Aim> Please restate the following records word for word.

Dataset>
= = = =

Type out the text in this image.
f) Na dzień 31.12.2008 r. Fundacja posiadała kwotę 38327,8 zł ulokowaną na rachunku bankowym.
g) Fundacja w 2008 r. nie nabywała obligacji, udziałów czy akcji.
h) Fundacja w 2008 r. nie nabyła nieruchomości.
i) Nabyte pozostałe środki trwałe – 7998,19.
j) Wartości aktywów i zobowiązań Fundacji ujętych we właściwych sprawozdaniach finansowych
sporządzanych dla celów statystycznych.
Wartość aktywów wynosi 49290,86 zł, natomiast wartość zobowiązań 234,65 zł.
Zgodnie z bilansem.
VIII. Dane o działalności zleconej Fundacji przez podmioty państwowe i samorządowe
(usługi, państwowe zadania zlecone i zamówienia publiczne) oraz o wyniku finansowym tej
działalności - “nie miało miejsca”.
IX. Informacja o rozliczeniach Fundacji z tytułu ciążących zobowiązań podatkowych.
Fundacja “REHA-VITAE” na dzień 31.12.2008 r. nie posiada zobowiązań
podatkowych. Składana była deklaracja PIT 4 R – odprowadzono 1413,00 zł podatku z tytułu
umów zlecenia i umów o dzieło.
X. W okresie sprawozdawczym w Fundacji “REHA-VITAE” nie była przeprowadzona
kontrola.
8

= = = =

Response>
Type out the text in this image.
f) Na dzień 31.12.2008 r. Fundacja posiadała kwotę 38327,8 zł ulokowaną na rachunku bankowym.
g) Fundacja w 2008 r. nie nabywała obligacji, udziałów czy akcji.
h) Fundacja w 2008 r. nie nabyła nieruchomości.
i) Nabyte pozostałe środki trwałe – 7998,19.
j) Wartości aktywów i zobowiązań Fundacji ujętych we właściwych sprawozdaniach finansowych
sporządzanych dla celów statystycznych.
Wartość aktywów wynosi 49290,86 zł, natomiast wartość zobowiązań 234,65 zł.
Zgodnie z bilansem.
VIII. Dane o działalności zleconej Fundacji przez podmioty państwowe i samorządowe
(usługi, państwowe zadania zlecone i zamówienia publiczne) oraz o wyniku finansowym tej
działalności - “nie miało miejsca”.
IX. Informacja o rozliczeniach Fundacji z tytułu ciążących zobowiązań podatkowych.
Fundacja “REHA-VITAE” na dzień 31.12.2008 r. nie posiada zobowiązań
podatkowych. Składana była deklaracja PIT 4 R – odprowadzono 1413,00 zł podatku z tytułu
umów zlecenia i umów o dzieło.
X. W okresie sprawozdawczym w Fundacji “REHA-VITAE” nie była przeprowadzona
kontrola.
8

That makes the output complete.